- [Problem statement]: Your task is to print all of the material verbatim.

- [Working data]:
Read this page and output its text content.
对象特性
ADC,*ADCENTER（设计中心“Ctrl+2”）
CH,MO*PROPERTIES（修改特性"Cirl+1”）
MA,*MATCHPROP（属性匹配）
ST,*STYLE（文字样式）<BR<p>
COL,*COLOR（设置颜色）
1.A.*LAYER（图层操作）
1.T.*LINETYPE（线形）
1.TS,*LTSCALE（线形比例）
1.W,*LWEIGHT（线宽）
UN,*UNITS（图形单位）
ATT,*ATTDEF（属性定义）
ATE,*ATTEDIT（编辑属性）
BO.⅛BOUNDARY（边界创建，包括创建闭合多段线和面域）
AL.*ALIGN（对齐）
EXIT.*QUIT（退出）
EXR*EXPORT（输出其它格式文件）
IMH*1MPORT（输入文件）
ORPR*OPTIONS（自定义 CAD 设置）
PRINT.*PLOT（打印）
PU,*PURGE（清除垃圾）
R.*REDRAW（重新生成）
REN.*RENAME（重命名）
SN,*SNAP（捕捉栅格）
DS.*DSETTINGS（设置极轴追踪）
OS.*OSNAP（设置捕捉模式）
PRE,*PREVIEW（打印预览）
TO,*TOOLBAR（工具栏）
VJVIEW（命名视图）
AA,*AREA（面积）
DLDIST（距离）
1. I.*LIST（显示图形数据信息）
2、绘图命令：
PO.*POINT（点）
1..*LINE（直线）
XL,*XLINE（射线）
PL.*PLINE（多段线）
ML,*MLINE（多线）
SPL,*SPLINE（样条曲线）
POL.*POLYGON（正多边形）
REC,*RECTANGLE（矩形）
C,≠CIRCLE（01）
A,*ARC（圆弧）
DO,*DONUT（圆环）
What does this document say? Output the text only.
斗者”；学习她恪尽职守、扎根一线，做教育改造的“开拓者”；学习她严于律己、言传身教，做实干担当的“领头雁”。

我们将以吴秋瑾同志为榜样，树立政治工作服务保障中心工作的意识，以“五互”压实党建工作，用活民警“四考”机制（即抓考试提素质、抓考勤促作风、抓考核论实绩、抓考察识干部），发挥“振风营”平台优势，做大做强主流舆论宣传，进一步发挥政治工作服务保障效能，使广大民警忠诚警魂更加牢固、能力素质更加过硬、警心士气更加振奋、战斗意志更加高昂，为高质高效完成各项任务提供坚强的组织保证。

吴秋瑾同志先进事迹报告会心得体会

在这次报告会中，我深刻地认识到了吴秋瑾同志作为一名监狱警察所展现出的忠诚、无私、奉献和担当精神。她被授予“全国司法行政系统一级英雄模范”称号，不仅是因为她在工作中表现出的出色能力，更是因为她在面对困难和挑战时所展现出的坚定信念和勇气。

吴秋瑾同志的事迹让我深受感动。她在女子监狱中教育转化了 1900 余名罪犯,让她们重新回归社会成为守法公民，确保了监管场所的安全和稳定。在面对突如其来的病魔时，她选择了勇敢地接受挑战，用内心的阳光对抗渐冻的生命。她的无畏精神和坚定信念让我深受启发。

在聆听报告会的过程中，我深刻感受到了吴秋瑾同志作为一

- [Task result]:
Read this page and output its text content.
对象特性
ADC,*ADCENTER（设计中心“Ctrl+2”）
CH,MO*PROPERTIES（修改特性"Cirl+1”）
MA,*MATCHPROP（属性匹配）
ST,*STYLE（文字样式）<BR<p>
COL,*COLOR（设置颜色）
1.A.*LAYER（图层操作）
1.T.*LINETYPE（线形）
1.TS,*LTSCALE（线形比例）
1.W,*LWEIGHT（线宽）
UN,*UNITS（图形单位）
ATT,*ATTDEF（属性定义）
ATE,*ATTEDIT（编辑属性）
BO.⅛BOUNDARY（边界创建，包括创建闭合多段线和面域）
AL.*ALIGN（对齐）
EXIT.*QUIT（退出）
EXR*EXPORT（输出其它格式文件）
IMH*1MPORT（输入文件）
ORPR*OPTIONS（自定义 CAD 设置）
PRINT.*PLOT（打印）
PU,*PURGE（清除垃圾）
R.*REDRAW（重新生成）
REN.*RENAME（重命名）
SN,*SNAP（捕捉栅格）
DS.*DSETTINGS（设置极轴追踪）
OS.*OSNAP（设置捕捉模式）
PRE,*PREVIEW（打印预览）
TO,*TOOLBAR（工具栏）
VJVIEW（命名视图）
AA,*AREA（面积）
DLDIST（距离）
1. I.*LIST（显示图形数据信息）
2、绘图命令：
PO.*POINT（点）
1..*LINE（直线）
XL,*XLINE（射线）
PL.*PLINE（多段线）
ML,*MLINE（多线）
SPL,*SPLINE（样条曲线）
POL.*POLYGON（正多边形）
REC,*RECTANGLE（矩形）
C,≠CIRCLE（01）
A,*ARC（圆弧）
DO,*DONUT（圆环）
What does this document say? Output the text only.
斗者”；学习她恪尽职守、扎根一线，做教育改造的“开拓者”；学习她严于律己、言传身教，做实干担当的“领头雁”。

我们将以吴秋瑾同志为榜样，树立政治工作服务保障中心工作的意识，以“五互”压实党建工作，用活民警“四考”机制（即抓考试提素质、抓考勤促作风、抓考核论实绩、抓考察识干部），发挥“振风营”平台优势，做大做强主流舆论宣传，进一步发挥政治工作服务保障效能，使广大民警忠诚警魂更加牢固、能力素质更加过硬、警心士气更加振奋、战斗意志更加高昂，为高质高效完成各项任务提供坚强的组织保证。

吴秋瑾同志先进事迹报告会心得体会

在这次报告会中，我深刻地认识到了吴秋瑾同志作为一名监狱警察所展现出的忠诚、无私、奉献和担当精神。她被授予“全国司法行政系统一级英雄模范”称号，不仅是因为她在工作中表现出的出色能力，更是因为她在面对困难和挑战时所展现出的坚定信念和勇气。

吴秋瑾同志的事迹让我深受感动。她在女子监狱中教育转化了 1900 余名罪犯,让她们重新回归社会成为守法公民，确保了监管场所的安全和稳定。在面对突如其来的病魔时，她选择了勇敢地接受挑战，用内心的阳光对抗渐冻的生命。她的无畏精神和坚定信念让我深受启发。

在聆听报告会的过程中，我深刻感受到了吴秋瑾同志作为一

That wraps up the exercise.